_Data for processing_.
(begin)
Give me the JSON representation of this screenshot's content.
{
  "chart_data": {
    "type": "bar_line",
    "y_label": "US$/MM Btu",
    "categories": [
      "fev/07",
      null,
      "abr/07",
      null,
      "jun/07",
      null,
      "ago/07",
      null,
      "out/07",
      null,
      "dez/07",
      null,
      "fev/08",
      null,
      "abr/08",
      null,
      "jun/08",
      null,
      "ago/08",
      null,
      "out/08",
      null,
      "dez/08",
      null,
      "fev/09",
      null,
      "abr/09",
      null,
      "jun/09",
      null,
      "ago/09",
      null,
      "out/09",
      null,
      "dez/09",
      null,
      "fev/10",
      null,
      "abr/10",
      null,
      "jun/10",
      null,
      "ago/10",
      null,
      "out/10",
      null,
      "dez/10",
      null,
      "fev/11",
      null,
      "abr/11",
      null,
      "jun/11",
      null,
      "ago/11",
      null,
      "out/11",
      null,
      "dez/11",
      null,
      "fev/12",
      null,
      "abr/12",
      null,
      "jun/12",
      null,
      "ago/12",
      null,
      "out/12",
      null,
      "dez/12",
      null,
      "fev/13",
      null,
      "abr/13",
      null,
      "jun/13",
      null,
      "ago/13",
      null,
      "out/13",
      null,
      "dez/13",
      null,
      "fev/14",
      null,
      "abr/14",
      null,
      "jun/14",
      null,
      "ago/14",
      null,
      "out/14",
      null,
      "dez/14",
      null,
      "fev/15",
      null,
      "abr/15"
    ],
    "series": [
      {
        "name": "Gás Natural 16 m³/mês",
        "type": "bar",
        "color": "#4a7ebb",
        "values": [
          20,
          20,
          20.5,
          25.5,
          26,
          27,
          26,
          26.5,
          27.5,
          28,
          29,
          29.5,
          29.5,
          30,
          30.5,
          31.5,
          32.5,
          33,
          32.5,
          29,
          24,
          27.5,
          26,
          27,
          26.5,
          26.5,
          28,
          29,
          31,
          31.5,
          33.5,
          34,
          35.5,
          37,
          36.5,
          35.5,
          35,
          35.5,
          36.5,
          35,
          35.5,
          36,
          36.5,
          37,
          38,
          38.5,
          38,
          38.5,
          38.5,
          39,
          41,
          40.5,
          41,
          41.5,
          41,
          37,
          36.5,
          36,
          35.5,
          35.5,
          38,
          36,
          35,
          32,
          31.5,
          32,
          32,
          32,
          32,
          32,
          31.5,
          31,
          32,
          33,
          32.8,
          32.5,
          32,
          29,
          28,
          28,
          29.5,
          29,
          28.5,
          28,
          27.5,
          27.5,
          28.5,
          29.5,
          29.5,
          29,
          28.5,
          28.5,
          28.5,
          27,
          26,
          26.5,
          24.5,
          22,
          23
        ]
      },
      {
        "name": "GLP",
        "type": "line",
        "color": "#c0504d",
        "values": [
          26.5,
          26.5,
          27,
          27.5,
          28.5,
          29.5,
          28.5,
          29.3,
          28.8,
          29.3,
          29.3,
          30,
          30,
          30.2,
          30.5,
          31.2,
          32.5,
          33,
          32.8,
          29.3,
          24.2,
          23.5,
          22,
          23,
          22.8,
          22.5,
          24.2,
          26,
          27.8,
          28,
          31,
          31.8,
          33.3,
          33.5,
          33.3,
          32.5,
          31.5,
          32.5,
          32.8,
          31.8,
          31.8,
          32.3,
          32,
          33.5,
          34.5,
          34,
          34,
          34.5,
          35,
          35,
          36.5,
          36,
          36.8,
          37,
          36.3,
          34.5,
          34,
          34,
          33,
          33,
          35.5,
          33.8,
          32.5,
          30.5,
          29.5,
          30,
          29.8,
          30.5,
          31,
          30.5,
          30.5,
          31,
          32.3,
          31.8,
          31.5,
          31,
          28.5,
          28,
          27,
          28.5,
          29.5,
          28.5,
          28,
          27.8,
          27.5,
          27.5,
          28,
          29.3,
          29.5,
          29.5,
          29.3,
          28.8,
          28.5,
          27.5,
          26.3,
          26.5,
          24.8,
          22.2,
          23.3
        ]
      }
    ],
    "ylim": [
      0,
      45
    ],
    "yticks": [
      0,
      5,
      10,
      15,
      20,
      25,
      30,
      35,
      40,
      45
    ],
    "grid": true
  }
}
(end)
_Problem_. Reproduce the material verbatim, line by line.

_Task answer_.
Give me the JSON representation of this screenshot's content.
{
  "chart_data": {
    "type": "bar_line",
    "y_label": "US$/MM Btu",
    "categories": [
      "fev/07",
      null,
      "abr/07",
      null,
      "jun/07",
      null,
      "ago/07",
      null,
      "out/07",
      null,
      "dez/07",
      null,
      "fev/08",
      null,
      "abr/08",
      null,
      "jun/08",
      null,
      "ago/08",
      null,
      "out/08",
      null,
      "dez/08",
      null,
      "fev/09",
      null,
      "abr/09",
      null,
      "jun/09",
      null,
      "ago/09",
      null,
      "out/09",
      null,
      "dez/09",
      null,
      "fev/10",
      null,
      "abr/10",
      null,
      "jun/10",
      null,
      "ago/10",
      null,
      "out/10",
      null,
      "dez/10",
      null,
      "fev/11",
      null,
      "abr/11",
      null,
      "jun/11",
      null,
      "ago/11",
      null,
      "out/11",
      null,
      "dez/11",
      null,
      "fev/12",
      null,
      "abr/12",
      null,
      "jun/12",
      null,
      "ago/12",
      null,
      "out/12",
      null,
      "dez/12",
      null,
      "fev/13",
      null,
      "abr/13",
      null,
      "jun/13",
      null,
      "ago/13",
      null,
      "out/13",
      null,
      "dez/13",
      null,
      "fev/14",
      null,
      "abr/14",
      null,
      "jun/14",
      null,
      "ago/14",
      null,
      "out/14",
      null,
      "dez/14",
      null,
      "fev/15",
      null,
      "abr/15"
    ],
    "series": [
      {
        "name": "Gás Natural 16 m³/mês",
        "type": "bar",
        "color": "#4a7ebb",
        "values": [
          20,
          20,
          20.5,
          25.5,
          26,
          27,
          26,
          26.5,
          27.5,
          28,
          29,
          29.5,
          29.5,
          30,
          30.5,
          31.5,
          32.5,
          33,
          32.5,
          29,
          24,
          27.5,
          26,
          27,
          26.5,
          26.5,
          28,
          29,
          31,
          31.5,
          33.5,
          34,
          35.5,
          37,
          36.5,
          35.5,
          35,
          35.5,
          36.5,
          35,
          35.5,
          36,
          36.5,
          37,
          38,
          38.5,
          38,
          38.5,
          38.5,
          39,
          41,
          40.5,
          41,
          41.5,
          41,
          37,
          36.5,
          36,
          35.5,
          35.5,
          38,
          36,
          35,
          32,
          31.5,
          32,
          32,
          32,
          32,
          32,
          31.5,
          31,
          32,
          33,
          32.8,
          32.5,
          32,
          29,
          28,
          28,
          29.5,
          29,
          28.5,
          28,
          27.5,
          27.5,
          28.5,
          29.5,
          29.5,
          29,
          28.5,
          28.5,
          28.5,
          27,
          26,
          26.5,
          24.5,
          22,
          23
        ]
      },
      {
        "name": "GLP",
        "type": "line",
        "color": "#c0504d",
        "values": [
          26.5,
          26.5,
          27,
          27.5,
          28.5,
          29.5,
          28.5,
          29.3,
          28.8,
          29.3,
          29.3,
          30,
          30,
          30.2,
          30.5,
          31.2,
          32.5,
          33,
          32.8,
          29.3,
          24.2,
          23.5,
          22,
          23,
          22.8,
          22.5,
          24.2,
          26,
          27.8,
          28,
          31,
          31.8,
          33.3,
          33.5,
          33.3,
          32.5,
          31.5,
          32.5,
          32.8,
          31.8,
          31.8,
          32.3,
          32,
          33.5,
          34.5,
          34,
          34,
          34.5,
          35,
          35,
          36.5,
          36,
          36.8,
          37,
          36.3,
          34.5,
          34,
          34,
          33,
          33,
          35.5,
          33.8,
          32.5,
          30.5,
          29.5,
          30,
          29.8,
          30.5,
          31,
          30.5,
          30.5,
          31,
          32.3,
          31.8,
          31.5,
          31,
          28.5,
          28,
          27,
          28.5,
          29.5,
          28.5,
          28,
          27.8,
          27.5,
          27.5,
          28,
          29.3,
          29.5,
          29.5,
          29.3,
          28.8,
          28.5,
          27.5,
          26.3,
          26.5,
          24.8,
          22.2,
          23.3
        ]
      }
    ],
    "ylim": [
      0,
      45
    ],
    "yticks": [
      0,
      5,
      10,
      15,
      20,
      25,
      30,
      35,
      40,
      45
    ],
    "grid": true
  }
}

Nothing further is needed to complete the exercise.